WORK TASK: I would like you to print all the records below exactly as they are.

MATERIALS PROVIDED:
———
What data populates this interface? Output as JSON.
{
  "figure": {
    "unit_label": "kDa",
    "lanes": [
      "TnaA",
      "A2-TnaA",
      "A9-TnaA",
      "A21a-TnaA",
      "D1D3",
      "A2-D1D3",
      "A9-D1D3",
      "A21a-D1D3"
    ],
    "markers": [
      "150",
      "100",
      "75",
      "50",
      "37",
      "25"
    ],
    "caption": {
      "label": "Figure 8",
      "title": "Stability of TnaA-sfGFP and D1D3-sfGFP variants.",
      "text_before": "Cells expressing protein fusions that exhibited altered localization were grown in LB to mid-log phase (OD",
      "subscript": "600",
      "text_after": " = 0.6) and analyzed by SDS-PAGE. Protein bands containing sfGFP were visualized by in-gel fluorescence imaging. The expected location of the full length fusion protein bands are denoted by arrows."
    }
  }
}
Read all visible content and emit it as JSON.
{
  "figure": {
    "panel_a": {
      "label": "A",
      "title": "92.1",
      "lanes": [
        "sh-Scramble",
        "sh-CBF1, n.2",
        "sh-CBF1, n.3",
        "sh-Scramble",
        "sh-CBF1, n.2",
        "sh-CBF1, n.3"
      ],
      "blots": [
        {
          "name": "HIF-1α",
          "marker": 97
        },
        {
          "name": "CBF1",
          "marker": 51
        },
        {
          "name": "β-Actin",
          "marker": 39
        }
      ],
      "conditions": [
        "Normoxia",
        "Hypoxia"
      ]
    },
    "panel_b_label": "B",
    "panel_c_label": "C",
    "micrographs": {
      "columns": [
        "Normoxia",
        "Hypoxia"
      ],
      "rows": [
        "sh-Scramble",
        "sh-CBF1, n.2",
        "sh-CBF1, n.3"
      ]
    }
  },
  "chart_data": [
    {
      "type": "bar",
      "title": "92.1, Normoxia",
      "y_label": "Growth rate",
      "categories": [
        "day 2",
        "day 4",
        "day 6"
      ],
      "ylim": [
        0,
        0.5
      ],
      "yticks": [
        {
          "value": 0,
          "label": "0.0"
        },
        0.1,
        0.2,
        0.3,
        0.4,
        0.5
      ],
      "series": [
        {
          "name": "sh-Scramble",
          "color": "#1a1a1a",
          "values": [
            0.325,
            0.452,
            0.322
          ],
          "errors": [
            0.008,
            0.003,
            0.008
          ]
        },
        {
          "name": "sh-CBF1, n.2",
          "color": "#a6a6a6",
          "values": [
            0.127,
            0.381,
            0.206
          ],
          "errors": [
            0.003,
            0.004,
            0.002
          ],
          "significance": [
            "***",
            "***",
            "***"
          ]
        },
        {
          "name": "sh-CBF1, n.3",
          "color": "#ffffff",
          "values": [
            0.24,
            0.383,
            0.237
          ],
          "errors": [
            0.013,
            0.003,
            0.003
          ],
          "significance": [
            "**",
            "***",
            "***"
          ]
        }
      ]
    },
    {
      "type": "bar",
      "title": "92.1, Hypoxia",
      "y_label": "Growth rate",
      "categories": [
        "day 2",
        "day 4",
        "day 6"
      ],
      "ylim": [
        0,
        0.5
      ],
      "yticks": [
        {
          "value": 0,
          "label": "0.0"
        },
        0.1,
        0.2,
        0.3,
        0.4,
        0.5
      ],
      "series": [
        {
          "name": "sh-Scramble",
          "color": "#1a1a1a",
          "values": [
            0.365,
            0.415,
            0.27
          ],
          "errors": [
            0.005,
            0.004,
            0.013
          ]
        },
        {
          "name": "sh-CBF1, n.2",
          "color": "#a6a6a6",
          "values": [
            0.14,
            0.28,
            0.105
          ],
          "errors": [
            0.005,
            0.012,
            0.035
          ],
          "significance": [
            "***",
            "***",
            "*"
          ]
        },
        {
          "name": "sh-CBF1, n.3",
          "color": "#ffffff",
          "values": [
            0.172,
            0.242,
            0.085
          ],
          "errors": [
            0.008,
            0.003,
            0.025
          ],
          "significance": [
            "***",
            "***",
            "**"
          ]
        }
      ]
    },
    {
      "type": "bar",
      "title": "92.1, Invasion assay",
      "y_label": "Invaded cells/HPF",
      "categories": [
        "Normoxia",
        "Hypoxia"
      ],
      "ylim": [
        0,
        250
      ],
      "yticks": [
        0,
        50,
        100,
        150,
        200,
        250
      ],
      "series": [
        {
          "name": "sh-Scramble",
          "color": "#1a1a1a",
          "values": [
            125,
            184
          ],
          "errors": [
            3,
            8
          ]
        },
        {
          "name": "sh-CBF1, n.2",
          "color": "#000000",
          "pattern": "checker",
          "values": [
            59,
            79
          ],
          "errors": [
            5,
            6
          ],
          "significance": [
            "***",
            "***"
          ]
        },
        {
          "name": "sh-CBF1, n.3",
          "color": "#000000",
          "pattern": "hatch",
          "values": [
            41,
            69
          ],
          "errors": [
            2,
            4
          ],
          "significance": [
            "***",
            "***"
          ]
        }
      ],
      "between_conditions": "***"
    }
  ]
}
———
TASK RESULT:
What data populates this interface? Output as JSON.
{
  "figure": {
    "unit_label": "kDa",
    "lanes": [
      "TnaA",
      "A2-TnaA",
      "A9-TnaA",
      "A21a-TnaA",
      "D1D3",
      "A2-D1D3",
      "A9-D1D3",
      "A21a-D1D3"
    ],
    "markers": [
      "150",
      "100",
      "75",
      "50",
      "37",
      "25"
    ],
    "caption": {
      "label": "Figure 8",
      "title": "Stability of TnaA-sfGFP and D1D3-sfGFP variants.",
      "text_before": "Cells expressing protein fusions that exhibited altered localization were grown in LB to mid-log phase (OD",
      "subscript": "600",
      "text_after": " = 0.6) and analyzed by SDS-PAGE. Protein bands containing sfGFP were visualized by in-gel fluorescence imaging. The expected location of the full length fusion protein bands are denoted by arrows."
    }
  }
}
Read all visible content and emit it as JSON.
{
  "figure": {
    "panel_a": {
      "label": "A",
      "title": "92.1",
      "lanes": [
        "sh-Scramble",
        "sh-CBF1, n.2",
        "sh-CBF1, n.3",
        "sh-Scramble",
        "sh-CBF1, n.2",
        "sh-CBF1, n.3"
      ],
      "blots": [
        {
          "name": "HIF-1α",
          "marker": 97
        },
        {
          "name": "CBF1",
          "marker": 51
        },
        {
          "name": "β-Actin",
          "marker": 39
        }
      ],
      "conditions": [
        "Normoxia",
        "Hypoxia"
      ]
    },
    "panel_b_label": "B",
    "panel_c_label": "C",
    "micrographs": {
      "columns": [
        "Normoxia",
        "Hypoxia"
      ],
      "rows": [
        "sh-Scramble",
        "sh-CBF1, n.2",
        "sh-CBF1, n.3"
      ]
    }
  },
  "chart_data": [
    {
      "type": "bar",
      "title": "92.1, Normoxia",
      "y_label": "Growth rate",
      "categories": [
        "day 2",
        "day 4",
        "day 6"
      ],
      "ylim": [
        0,
        0.5
      ],
      "yticks": [
        {
          "value": 0,
          "label": "0.0"
        },
        0.1,
        0.2,
        0.3,
        0.4,
        0.5
      ],
      "series": [
        {
          "name": "sh-Scramble",
          "color": "#1a1a1a",
          "values": [
            0.325,
            0.452,
            0.322
          ],
          "errors": [
            0.008,
            0.003,
            0.008
          ]
        },
        {
          "name": "sh-CBF1, n.2",
          "color": "#a6a6a6",
          "values": [
            0.127,
            0.381,
            0.206
          ],
          "errors": [
            0.003,
            0.004,
            0.002
          ],
          "significance": [
            "***",
            "***",
            "***"
          ]
        },
        {
          "name": "sh-CBF1, n.3",
          "color": "#ffffff",
          "values": [
            0.24,
            0.383,
            0.237
          ],
          "errors": [
            0.013,
            0.003,
            0.003
          ],
          "significance": [
            "**",
            "***",
            "***"
          ]
        }
      ]
    },
    {
      "type": "bar",
      "title": "92.1, Hypoxia",
      "y_label": "Growth rate",
      "categories": [
        "day 2",
        "day 4",
        "day 6"
      ],
      "ylim": [
        0,
        0.5
      ],
      "yticks": [
        {
          "value": 0,
          "label": "0.0"
        },
        0.1,
        0.2,
        0.3,
        0.4,
        0.5
      ],
      "series": [
        {
          "name": "sh-Scramble",
          "color": "#1a1a1a",
          "values": [
            0.365,
            0.415,
            0.27
          ],
          "errors": [
            0.005,
            0.004,
            0.013
          ]
        },
        {
          "name": "sh-CBF1, n.2",
          "color": "#a6a6a6",
          "values": [
            0.14,
            0.28,
            0.105
          ],
          "errors": [
            0.005,
            0.012,
            0.035
          ],
          "significance": [
            "***",
            "***",
            "*"
          ]
        },
        {
          "name": "sh-CBF1, n.3",
          "color": "#ffffff",
          "values": [
            0.172,
            0.242,
            0.085
          ],
          "errors": [
            0.008,
            0.003,
            0.025
          ],
          "significance": [
            "***",
            "***",
            "**"
          ]
        }
      ]
    },
    {
      "type": "bar",
      "title": "92.1, Invasion assay",
      "y_label": "Invaded cells/HPF",
      "categories": [
        "Normoxia",
        "Hypoxia"
      ],
      "ylim": [
        0,
        250
      ],
      "yticks": [
        0,
        50,
        100,
        150,
        200,
        250
      ],
      "series": [
        {
          "name": "sh-Scramble",
          "color": "#1a1a1a",
          "values": [
            125,
            184
          ],
          "errors": [
            3,
            8
          ]
        },
        {
          "name": "sh-CBF1, n.2",
          "color": "#000000",
          "pattern": "checker",
          "values": [
            59,
            79
          ],
          "errors": [
            5,
            6
          ],
          "significance": [
            "***",
            "***"
          ]
        },
        {
          "name": "sh-CBF1, n.3",
          "color": "#000000",
          "pattern": "hatch",
          "values": [
            41,
            69
          ],
          "errors": [
            2,
            4
          ],
          "significance": [
            "***",
            "***"
          ]
        }
      ],
      "between_conditions": "***"
    }
  ]
}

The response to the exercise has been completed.